Repeat each line of the material exactly.

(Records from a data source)
────────────────
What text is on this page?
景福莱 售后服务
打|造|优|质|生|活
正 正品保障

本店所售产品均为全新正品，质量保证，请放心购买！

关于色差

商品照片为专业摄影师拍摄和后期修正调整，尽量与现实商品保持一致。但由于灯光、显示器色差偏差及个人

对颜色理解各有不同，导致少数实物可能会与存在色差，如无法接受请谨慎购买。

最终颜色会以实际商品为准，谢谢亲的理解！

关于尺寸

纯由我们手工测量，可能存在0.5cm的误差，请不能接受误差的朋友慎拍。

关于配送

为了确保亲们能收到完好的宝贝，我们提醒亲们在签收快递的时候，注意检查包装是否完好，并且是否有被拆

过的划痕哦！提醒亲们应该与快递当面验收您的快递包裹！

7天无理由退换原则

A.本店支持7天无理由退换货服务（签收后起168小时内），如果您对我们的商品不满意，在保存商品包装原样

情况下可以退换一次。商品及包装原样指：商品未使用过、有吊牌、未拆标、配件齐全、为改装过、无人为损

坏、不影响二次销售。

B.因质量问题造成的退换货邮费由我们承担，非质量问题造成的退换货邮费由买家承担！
────────────────
Task result:
What text is on this page?
景福莱 售后服务
打|造|优|质|生|活
正 正品保障

本店所售产品均为全新正品，质量保证，请放心购买！

关于色差

商品照片为专业摄影师拍摄和后期修正调整，尽量与现实商品保持一致。但由于灯光、显示器色差偏差及个人

对颜色理解各有不同，导致少数实物可能会与存在色差，如无法接受请谨慎购买。

最终颜色会以实际商品为准，谢谢亲的理解！

关于尺寸

纯由我们手工测量，可能存在0.5cm的误差，请不能接受误差的朋友慎拍。

关于配送

为了确保亲们能收到完好的宝贝，我们提醒亲们在签收快递的时候，注意检查包装是否完好，并且是否有被拆

过的划痕哦！提醒亲们应该与快递当面验收您的快递包裹！

7天无理由退换原则

A.本店支持7天无理由退换货服务（签收后起168小时内），如果您对我们的商品不满意，在保存商品包装原样

情况下可以退换一次。商品及包装原样指：商品未使用过、有吊牌、未拆标、配件齐全、为改装过、无人为损

坏、不影响二次销售。

B.因质量问题造成的退换货邮费由我们承担，非质量问题造成的退换货邮费由买家承担！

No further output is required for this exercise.